Reproduce every entry below precisely. Pictures are excluded from the copy.

═══ Available data

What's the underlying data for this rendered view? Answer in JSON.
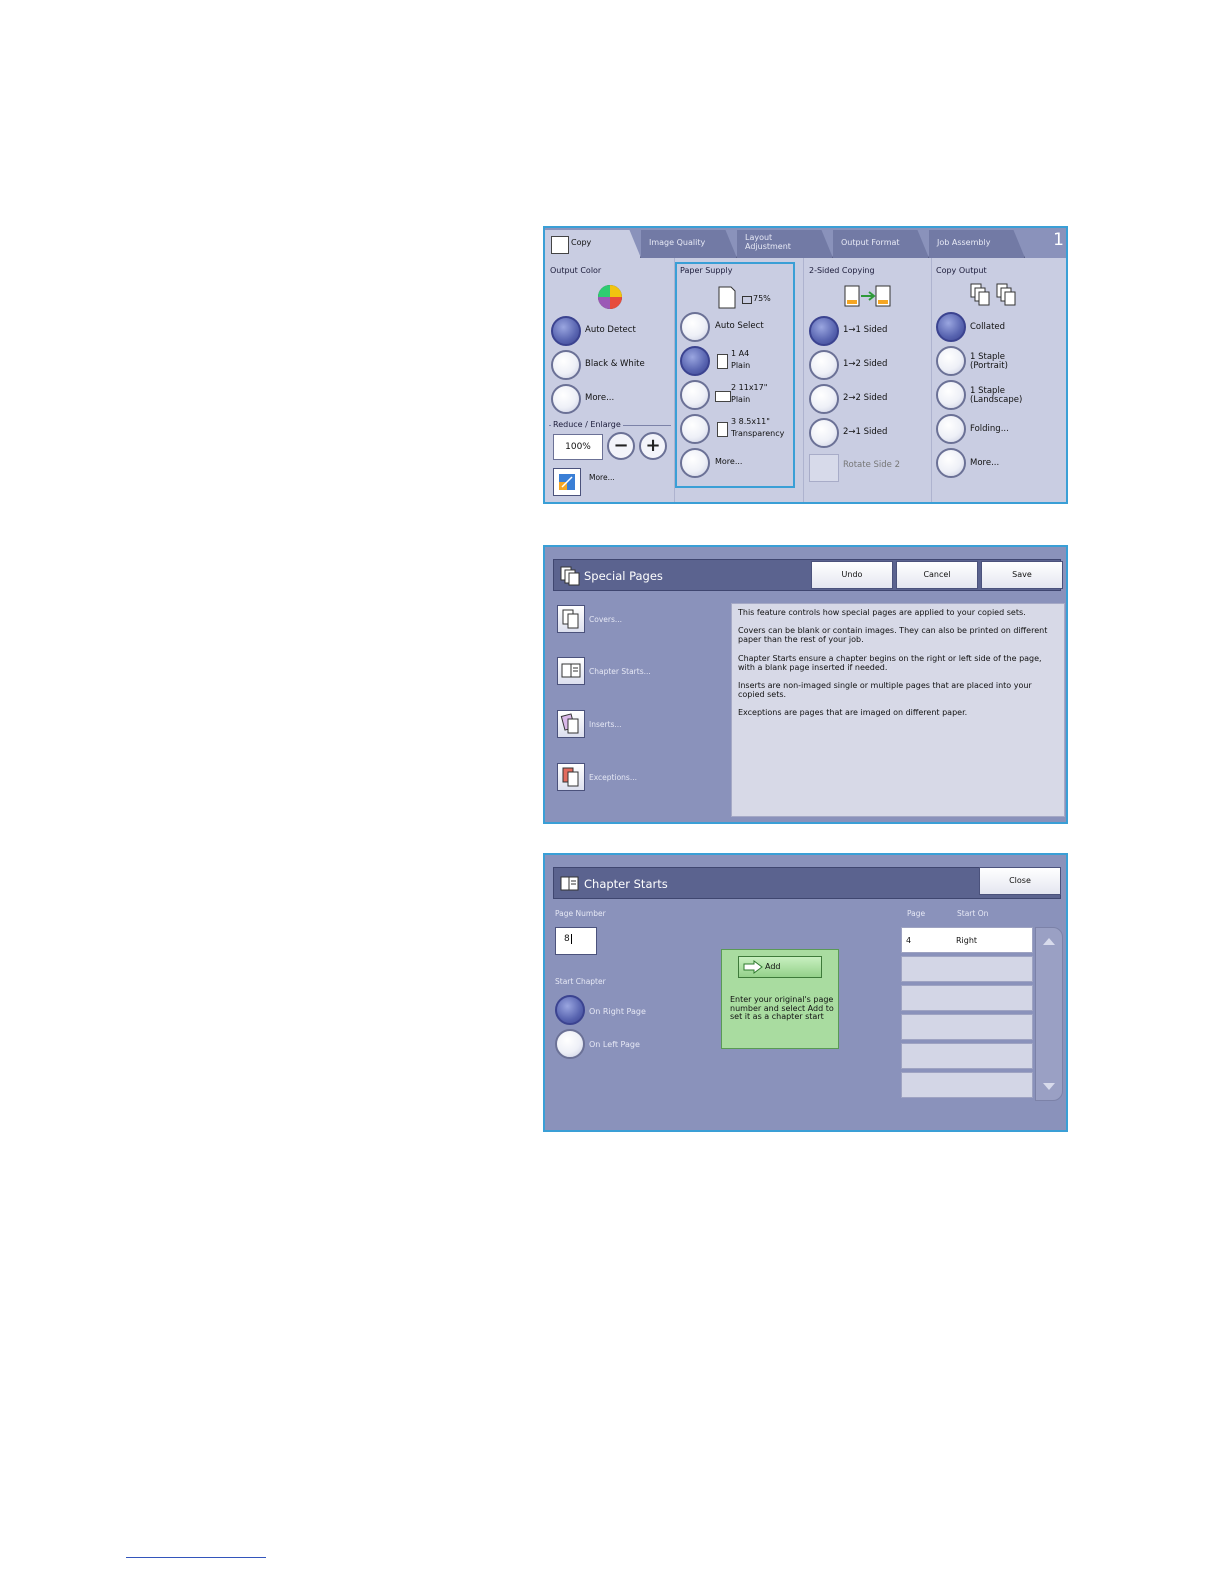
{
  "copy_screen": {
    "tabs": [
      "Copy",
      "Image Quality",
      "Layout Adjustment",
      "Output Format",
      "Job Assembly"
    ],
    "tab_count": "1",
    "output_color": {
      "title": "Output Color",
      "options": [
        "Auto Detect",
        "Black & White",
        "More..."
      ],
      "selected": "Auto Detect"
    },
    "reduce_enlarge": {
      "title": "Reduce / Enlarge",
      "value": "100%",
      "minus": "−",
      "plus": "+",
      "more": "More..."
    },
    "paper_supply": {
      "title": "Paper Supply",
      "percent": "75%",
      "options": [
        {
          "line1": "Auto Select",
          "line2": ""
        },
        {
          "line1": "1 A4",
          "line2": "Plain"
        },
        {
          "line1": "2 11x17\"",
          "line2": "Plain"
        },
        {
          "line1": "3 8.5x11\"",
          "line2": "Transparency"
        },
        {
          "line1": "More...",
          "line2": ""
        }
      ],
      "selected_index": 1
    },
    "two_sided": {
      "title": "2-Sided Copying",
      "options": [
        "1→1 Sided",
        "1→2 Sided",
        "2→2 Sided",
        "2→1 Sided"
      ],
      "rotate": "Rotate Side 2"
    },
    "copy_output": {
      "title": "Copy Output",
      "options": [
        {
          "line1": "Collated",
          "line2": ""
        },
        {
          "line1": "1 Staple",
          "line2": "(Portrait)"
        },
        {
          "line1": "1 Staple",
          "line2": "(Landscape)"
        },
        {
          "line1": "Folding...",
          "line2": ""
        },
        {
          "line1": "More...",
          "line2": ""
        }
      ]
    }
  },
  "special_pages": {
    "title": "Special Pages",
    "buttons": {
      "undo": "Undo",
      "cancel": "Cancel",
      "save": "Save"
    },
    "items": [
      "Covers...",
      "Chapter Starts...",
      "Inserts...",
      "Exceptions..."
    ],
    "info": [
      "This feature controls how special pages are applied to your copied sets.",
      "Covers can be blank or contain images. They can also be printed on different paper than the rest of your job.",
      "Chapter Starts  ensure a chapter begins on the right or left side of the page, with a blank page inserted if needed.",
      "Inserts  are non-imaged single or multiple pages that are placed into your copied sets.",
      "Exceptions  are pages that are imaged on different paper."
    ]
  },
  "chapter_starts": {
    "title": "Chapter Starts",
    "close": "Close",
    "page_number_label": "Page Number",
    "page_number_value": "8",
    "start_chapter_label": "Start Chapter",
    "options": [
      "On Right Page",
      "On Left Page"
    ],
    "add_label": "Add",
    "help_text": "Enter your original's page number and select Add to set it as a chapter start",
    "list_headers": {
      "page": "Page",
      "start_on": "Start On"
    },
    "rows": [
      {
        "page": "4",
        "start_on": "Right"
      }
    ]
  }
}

══════

Solution for this task:
What's the underlying data for this rendered view? Answer in JSON.
{
  "copy_screen": {
    "tabs": [
      "Copy",
      "Image Quality",
      "Layout Adjustment",
      "Output Format",
      "Job Assembly"
    ],
    "tab_count": "1",
    "output_color": {
      "title": "Output Color",
      "options": [
        "Auto Detect",
        "Black & White",
        "More..."
      ],
      "selected": "Auto Detect"
    },
    "reduce_enlarge": {
      "title": "Reduce / Enlarge",
      "value": "100%",
      "minus": "−",
      "plus": "+",
      "more": "More..."
    },
    "paper_supply": {
      "title": "Paper Supply",
      "percent": "75%",
      "options": [
        {
          "line1": "Auto Select",
          "line2": ""
        },
        {
          "line1": "1 A4",
          "line2": "Plain"
        },
        {
          "line1": "2 11x17\"",
          "line2": "Plain"
        },
        {
          "line1": "3 8.5x11\"",
          "line2": "Transparency"
        },
        {
          "line1": "More...",
          "line2": ""
        }
      ],
      "selected_index": 1
    },
    "two_sided": {
      "title": "2-Sided Copying",
      "options": [
        "1→1 Sided",
        "1→2 Sided",
        "2→2 Sided",
        "2→1 Sided"
      ],
      "rotate": "Rotate Side 2"
    },
    "copy_output": {
      "title": "Copy Output",
      "options": [
        {
          "line1": "Collated",
          "line2": ""
        },
        {
          "line1": "1 Staple",
          "line2": "(Portrait)"
        },
        {
          "line1": "1 Staple",
          "line2": "(Landscape)"
        },
        {
          "line1": "Folding...",
          "line2": ""
        },
        {
          "line1": "More...",
          "line2": ""
        }
      ]
    }
  },
  "special_pages": {
    "title": "Special Pages",
    "buttons": {
      "undo": "Undo",
      "cancel": "Cancel",
      "save": "Save"
    },
    "items": [
      "Covers...",
      "Chapter Starts...",
      "Inserts...",
      "Exceptions..."
    ],
    "info": [
      "This feature controls how special pages are applied to your copied sets.",
      "Covers can be blank or contain images. They can also be printed on different paper than the rest of your job.",
      "Chapter Starts  ensure a chapter begins on the right or left side of the page, with a blank page inserted if needed.",
      "Inserts  are non-imaged single or multiple pages that are placed into your copied sets.",
      "Exceptions  are pages that are imaged on different paper."
    ]
  },
  "chapter_starts": {
    "title": "Chapter Starts",
    "close": "Close",
    "page_number_label": "Page Number",
    "page_number_value": "8",
    "start_chapter_label": "Start Chapter",
    "options": [
      "On Right Page",
      "On Left Page"
    ],
    "add_label": "Add",
    "help_text": "Enter your original's page number and select Add to set it as a chapter start",
    "list_headers": {
      "page": "Page",
      "start_on": "Start On"
    },
    "rows": [
      {
        "page": "4",
        "start_on": "Right"
      }
    ]
  }
}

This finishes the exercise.